§ **Work to be completed**
Copy out the lines that include the word "части".

§ **Data in this exercise**
%%

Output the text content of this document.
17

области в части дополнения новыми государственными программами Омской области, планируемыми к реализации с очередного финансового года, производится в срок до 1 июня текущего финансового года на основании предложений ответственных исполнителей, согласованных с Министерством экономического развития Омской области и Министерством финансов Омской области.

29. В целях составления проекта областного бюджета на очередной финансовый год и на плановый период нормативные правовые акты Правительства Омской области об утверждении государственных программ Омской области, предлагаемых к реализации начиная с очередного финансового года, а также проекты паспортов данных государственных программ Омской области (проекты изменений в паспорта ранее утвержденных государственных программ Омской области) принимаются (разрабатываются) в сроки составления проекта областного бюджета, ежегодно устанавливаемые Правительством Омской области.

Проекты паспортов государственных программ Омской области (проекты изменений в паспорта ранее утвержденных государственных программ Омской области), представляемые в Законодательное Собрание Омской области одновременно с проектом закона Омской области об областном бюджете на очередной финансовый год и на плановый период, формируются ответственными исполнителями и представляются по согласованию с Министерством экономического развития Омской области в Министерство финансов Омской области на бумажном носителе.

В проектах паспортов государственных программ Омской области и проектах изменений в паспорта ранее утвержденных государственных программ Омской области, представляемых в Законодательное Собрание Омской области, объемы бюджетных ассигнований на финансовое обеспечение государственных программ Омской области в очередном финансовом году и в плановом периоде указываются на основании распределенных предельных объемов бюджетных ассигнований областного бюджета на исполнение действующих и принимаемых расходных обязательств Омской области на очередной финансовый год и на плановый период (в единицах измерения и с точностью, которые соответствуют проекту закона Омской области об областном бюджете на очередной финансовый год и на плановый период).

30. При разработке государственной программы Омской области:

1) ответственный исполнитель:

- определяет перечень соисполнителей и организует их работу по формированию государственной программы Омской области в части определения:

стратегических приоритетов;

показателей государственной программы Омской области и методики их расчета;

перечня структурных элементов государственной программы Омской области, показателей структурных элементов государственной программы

%%

§ **Answer to the task**
области в части дополнения новыми государственными программами Омской области, планируемыми к реализации с очередного финансового года, производится в срок до 1 июня текущего финансового года на основании предложений ответственных исполнителей, согласованных с Министерством экономического развития Омской области и Министерством финансов Омской области.
- определяет перечень соисполнителей и организует их работу по формированию государственной программы Омской области в части определения:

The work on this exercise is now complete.